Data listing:
------------------------------------------------

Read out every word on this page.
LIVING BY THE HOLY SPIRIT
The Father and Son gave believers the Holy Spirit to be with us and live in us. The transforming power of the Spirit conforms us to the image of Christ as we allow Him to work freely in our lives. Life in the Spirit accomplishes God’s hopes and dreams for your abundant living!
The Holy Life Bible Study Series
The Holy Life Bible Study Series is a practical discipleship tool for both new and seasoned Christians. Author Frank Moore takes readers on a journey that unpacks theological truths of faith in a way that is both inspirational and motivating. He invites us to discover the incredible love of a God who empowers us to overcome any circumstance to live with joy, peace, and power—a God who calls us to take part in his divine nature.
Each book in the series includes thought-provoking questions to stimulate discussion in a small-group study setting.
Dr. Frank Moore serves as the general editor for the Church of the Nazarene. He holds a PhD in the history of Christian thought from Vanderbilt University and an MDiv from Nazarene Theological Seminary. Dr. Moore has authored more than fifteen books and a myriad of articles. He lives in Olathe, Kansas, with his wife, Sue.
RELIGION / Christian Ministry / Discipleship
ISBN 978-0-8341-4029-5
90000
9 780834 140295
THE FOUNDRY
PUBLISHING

------------------------------------------------

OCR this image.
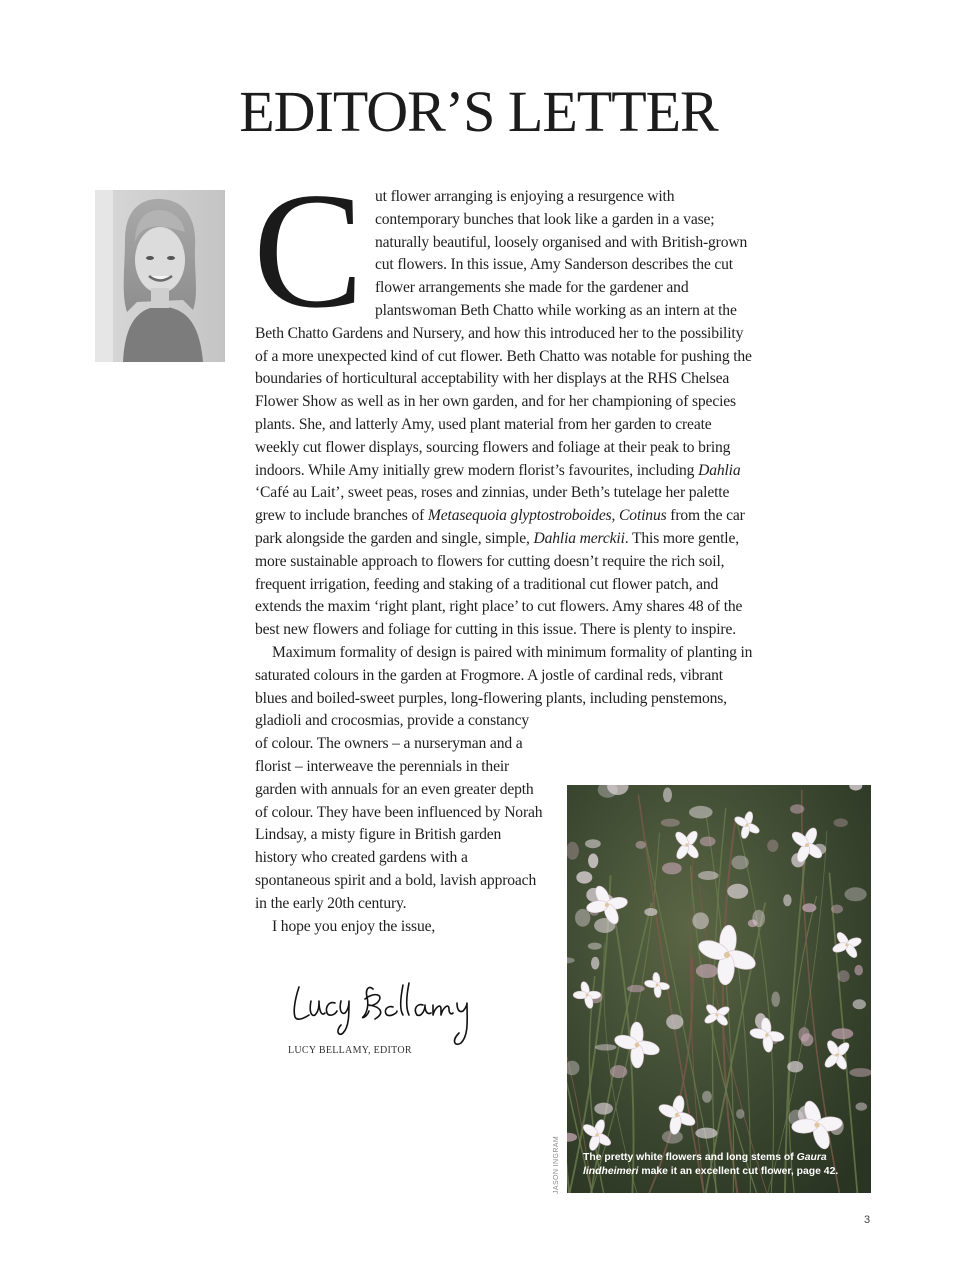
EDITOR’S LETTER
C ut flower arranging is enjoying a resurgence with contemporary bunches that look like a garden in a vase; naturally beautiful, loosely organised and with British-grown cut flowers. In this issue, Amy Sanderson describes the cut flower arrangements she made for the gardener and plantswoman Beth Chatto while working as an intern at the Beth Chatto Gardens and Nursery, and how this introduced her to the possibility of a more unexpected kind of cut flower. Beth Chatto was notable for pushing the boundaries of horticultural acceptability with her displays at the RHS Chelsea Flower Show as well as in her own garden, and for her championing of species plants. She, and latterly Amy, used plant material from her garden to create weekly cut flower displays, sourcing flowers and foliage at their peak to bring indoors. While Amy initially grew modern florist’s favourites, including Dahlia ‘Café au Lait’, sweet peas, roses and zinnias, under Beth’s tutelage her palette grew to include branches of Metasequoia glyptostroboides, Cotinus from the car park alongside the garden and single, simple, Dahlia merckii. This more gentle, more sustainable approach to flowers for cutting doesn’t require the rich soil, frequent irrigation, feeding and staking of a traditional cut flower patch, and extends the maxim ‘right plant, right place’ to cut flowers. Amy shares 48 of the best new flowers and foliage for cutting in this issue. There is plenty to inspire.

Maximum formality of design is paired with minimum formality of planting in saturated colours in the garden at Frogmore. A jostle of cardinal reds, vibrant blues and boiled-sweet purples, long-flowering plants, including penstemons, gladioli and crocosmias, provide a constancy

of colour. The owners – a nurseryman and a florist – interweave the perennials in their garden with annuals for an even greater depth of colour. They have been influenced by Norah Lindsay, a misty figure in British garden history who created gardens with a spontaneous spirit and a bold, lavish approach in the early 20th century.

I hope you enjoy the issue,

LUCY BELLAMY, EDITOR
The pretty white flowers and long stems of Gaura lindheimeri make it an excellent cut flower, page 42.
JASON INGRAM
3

------------------------------------------------

Your answer should be a single number: the count of lines containing the word "image".

■ **Response to this exercise**: 2